**Extracted text**:

The significance of thermotolerance after 41 degrees C hyperthermia: in vivo and in vitro tumor and normal tissue investigations.

We have investigated the development of thermotolerance in both tumors and normal tissues after 41 degrees C for durations as brief as 15 minutes. The murine RIF tumor, treated by both local radiofrequency and systemic methods, was assayed for thermotolerance by both tumor growth and cell survival analyses. The murine leg and ear, treated by conductive methods, were assayed using pre-defined tissue damage scoring systems. All of these treatments quickly induced substantial levels of thermotolerance. In the tumor studies using local heating, RIF mean diameter doubling time decreased from 17.8 days to a minimum of 13.0 days with a 9 hr interval between 41.0 degrees C for 15 minutes and 44.0 degrees C for 30 minutes (9 hr D1-D2); cell survival increased from 1.2 X 10(-2) to 3.4 X 10(-1) (same interval). Both assays showed some degree of tolerance present immediately after 41.0 degrees C for 15, 30 or 60 minutes (0 hr D1-D2). In the tumor studies using systemic heating, the kinetic pattern of the induced tolerance was similar to that observed after local heating. In the leg studies, 41.0 degrees for 30 minutes increased the time at 45 degrees C necessary to induce a specified level of tissue damage (mean score of 7) by a maximum of 1.8 times (24 hr D1-D2). The kinetic pattern was similar to that for the tumors. In the ear studies, 41.0 degrees C for 30 minutes increased the time at 45 degrees C necessary to induce ear necrosis in 50% of animals by a maximum of 3.5 times (48 hr D1-D2). The peak tolerance level occurred later for the ears, which have a lower normal temperature of 28-30 degrees C, than for the tumors or legs. These results indicate that: thermotolerance can begin to appear in tumors during treatment if hyperthermia sessions involve initial low thermal exposures (near 41 degrees C) for 15 minutes or longer; thermotolerance can develop in tumors after systemic heating and occurs with a kinetic pattern similar to that following local heating; and normal tissues also can develop high levels of thermotolerance after similar thermal exposures.

**Dataset entries**:
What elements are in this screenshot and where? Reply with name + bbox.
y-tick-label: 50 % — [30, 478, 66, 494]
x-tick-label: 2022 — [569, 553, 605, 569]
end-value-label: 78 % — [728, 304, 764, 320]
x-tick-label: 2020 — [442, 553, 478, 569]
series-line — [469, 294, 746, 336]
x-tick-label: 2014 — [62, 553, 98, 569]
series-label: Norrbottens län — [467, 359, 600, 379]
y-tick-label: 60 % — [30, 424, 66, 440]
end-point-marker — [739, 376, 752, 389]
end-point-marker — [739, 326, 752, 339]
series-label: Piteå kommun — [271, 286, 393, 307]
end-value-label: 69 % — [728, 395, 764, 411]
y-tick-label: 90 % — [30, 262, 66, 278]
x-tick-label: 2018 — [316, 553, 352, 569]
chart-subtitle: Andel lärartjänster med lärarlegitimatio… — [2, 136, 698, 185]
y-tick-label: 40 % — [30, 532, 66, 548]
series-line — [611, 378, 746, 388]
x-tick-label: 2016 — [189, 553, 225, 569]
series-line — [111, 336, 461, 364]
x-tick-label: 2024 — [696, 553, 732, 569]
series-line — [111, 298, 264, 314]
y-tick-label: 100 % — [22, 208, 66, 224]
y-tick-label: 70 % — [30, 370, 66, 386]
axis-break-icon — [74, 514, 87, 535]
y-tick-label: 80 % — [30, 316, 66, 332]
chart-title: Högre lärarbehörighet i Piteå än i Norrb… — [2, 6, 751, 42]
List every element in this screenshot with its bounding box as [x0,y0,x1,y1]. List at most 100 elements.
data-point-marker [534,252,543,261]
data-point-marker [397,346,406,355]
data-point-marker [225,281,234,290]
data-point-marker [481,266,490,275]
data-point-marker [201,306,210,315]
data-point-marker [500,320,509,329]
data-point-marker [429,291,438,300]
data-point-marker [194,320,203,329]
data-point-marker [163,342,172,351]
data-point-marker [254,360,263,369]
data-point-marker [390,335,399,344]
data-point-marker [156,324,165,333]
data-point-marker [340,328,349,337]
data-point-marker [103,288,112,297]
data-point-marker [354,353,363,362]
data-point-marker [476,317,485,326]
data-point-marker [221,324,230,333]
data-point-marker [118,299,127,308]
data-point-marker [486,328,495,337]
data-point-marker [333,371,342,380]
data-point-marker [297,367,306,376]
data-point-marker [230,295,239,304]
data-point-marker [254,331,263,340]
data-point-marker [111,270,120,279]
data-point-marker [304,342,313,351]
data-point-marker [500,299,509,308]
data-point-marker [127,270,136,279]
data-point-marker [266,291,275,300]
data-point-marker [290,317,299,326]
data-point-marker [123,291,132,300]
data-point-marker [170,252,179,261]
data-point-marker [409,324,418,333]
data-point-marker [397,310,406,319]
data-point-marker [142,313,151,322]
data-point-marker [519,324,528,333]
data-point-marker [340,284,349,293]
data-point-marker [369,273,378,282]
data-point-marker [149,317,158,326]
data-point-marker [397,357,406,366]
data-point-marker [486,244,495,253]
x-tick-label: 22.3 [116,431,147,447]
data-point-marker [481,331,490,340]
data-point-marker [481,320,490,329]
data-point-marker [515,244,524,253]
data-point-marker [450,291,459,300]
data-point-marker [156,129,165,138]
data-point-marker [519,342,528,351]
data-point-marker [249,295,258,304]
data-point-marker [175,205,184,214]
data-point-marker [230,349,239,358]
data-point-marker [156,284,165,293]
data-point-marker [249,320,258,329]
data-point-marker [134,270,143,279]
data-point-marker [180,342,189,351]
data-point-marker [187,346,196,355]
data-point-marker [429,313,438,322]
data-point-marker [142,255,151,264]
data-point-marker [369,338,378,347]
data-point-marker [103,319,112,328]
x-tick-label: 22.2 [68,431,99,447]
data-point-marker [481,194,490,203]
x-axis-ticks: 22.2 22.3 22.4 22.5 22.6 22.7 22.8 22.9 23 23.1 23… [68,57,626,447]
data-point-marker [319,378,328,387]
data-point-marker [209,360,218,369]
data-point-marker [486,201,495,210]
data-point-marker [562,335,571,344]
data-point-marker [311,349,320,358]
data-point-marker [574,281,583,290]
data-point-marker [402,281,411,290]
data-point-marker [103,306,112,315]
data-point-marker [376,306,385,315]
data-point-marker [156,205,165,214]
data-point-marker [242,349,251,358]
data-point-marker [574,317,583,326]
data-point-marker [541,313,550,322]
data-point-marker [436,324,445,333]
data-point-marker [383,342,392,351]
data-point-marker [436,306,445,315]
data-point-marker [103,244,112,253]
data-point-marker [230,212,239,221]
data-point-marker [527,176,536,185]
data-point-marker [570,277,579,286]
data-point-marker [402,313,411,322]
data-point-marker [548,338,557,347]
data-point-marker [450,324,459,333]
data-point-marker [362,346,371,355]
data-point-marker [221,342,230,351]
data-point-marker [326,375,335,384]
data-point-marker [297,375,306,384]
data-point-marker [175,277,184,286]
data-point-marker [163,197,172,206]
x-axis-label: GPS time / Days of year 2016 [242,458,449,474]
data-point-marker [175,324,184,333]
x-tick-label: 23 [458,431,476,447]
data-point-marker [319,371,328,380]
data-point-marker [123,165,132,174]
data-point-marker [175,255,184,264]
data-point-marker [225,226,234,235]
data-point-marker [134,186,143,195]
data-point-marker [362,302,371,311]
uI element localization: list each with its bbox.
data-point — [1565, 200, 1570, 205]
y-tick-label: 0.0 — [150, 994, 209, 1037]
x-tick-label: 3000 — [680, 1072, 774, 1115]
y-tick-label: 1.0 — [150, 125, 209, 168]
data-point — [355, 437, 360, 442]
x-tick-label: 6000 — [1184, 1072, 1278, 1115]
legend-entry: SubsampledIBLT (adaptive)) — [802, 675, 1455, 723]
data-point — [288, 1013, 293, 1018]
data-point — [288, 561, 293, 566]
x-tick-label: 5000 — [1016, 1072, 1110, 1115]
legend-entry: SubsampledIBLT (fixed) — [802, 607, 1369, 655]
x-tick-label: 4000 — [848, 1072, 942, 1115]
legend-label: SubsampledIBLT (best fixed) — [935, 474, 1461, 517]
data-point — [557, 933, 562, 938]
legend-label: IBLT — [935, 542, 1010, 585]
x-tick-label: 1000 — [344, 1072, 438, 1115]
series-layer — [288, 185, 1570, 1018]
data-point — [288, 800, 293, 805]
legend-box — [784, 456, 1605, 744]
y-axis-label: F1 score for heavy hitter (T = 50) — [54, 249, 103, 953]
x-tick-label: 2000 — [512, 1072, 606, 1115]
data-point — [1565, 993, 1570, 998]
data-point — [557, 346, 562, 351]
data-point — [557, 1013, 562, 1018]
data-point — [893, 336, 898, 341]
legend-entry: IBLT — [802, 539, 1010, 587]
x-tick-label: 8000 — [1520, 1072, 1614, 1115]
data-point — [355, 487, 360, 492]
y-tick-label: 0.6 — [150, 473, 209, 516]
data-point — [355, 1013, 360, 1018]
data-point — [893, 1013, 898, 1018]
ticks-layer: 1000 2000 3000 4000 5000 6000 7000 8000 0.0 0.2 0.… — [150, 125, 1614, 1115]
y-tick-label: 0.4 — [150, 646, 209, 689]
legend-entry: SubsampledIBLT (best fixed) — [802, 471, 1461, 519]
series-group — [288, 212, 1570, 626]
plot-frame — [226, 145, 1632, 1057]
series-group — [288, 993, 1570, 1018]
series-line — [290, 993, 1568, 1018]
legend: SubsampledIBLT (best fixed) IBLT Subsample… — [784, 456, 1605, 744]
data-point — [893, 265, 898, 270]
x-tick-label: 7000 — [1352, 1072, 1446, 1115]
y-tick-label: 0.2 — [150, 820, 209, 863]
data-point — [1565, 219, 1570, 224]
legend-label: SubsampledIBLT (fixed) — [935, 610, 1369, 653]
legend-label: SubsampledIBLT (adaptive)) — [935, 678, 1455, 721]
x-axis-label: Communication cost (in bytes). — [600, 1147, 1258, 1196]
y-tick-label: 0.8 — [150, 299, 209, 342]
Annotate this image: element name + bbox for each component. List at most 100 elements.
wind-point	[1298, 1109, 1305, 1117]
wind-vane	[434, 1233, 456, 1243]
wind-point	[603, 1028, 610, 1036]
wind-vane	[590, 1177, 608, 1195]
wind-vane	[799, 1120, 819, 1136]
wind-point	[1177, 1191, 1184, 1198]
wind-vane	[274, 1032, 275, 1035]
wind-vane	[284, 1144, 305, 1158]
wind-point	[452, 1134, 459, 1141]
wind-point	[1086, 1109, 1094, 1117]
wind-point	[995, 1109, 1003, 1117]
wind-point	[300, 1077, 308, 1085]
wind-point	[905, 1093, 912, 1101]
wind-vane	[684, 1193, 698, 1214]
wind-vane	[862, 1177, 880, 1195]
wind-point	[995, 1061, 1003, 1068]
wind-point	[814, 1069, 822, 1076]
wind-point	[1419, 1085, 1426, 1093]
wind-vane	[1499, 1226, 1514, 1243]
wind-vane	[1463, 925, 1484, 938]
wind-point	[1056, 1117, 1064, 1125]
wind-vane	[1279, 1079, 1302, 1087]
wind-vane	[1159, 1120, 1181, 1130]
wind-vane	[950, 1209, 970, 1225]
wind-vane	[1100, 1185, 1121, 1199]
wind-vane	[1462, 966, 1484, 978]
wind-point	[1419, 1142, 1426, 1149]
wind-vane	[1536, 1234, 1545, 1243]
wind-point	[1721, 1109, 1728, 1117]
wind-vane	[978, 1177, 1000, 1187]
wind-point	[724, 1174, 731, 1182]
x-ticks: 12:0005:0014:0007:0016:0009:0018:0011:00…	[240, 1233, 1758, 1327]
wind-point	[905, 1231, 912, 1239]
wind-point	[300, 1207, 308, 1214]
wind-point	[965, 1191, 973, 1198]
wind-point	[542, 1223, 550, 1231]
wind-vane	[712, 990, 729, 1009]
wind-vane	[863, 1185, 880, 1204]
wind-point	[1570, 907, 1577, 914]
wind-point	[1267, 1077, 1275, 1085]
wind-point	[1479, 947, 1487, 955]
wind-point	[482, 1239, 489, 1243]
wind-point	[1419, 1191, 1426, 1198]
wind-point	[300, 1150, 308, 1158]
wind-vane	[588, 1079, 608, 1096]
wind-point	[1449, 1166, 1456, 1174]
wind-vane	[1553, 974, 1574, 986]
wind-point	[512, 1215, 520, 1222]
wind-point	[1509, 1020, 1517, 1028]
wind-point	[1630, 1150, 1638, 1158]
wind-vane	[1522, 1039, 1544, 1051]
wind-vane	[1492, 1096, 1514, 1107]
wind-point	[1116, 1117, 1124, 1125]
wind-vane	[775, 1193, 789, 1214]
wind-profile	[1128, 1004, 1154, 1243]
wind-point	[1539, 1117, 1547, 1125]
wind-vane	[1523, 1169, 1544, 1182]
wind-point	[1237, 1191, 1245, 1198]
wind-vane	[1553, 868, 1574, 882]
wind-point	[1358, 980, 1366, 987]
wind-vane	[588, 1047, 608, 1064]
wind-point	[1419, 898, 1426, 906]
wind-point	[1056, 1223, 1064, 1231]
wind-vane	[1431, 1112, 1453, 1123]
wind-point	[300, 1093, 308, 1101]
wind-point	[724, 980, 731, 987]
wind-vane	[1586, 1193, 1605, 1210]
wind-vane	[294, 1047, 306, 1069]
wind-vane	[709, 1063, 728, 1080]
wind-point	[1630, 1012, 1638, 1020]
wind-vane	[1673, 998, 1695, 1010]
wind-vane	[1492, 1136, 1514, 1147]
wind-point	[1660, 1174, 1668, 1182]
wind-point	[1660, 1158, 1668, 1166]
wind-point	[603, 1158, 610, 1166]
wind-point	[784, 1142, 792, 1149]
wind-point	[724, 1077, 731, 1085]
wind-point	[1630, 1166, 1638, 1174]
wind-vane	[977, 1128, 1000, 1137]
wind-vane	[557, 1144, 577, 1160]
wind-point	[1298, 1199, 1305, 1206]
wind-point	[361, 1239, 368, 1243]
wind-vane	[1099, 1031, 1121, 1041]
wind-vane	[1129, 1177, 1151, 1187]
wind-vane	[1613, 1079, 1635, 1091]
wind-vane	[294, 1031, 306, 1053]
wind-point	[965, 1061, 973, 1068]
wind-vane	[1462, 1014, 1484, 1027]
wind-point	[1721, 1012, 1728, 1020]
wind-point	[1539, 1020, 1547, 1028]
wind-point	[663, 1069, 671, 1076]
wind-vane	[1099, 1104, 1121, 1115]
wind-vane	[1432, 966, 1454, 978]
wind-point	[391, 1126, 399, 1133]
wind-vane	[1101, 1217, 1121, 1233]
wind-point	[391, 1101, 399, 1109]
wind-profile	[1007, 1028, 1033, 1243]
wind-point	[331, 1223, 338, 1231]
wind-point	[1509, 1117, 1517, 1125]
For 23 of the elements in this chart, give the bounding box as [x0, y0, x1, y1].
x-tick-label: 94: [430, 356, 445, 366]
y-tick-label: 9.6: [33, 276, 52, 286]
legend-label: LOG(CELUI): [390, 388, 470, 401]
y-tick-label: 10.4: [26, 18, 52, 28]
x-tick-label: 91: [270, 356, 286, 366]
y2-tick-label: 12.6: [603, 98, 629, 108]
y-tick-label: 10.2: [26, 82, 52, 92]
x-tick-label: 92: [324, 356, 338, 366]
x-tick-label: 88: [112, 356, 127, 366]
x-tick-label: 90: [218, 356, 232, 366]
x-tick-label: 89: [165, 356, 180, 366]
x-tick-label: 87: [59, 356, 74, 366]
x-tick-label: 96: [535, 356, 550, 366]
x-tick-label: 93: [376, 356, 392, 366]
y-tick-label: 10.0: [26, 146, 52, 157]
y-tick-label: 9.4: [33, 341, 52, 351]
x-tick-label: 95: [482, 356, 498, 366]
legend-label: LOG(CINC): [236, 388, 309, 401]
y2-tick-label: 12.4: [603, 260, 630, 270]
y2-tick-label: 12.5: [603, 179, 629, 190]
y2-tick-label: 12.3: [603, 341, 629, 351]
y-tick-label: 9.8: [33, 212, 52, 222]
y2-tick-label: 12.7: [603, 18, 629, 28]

**Prompt**:
In the thermotolerance abstract, what normal temperature is given for the murine ear? Answer using only the thermotolerance abstract, not the material.

**Solution**:
28-30 degrees C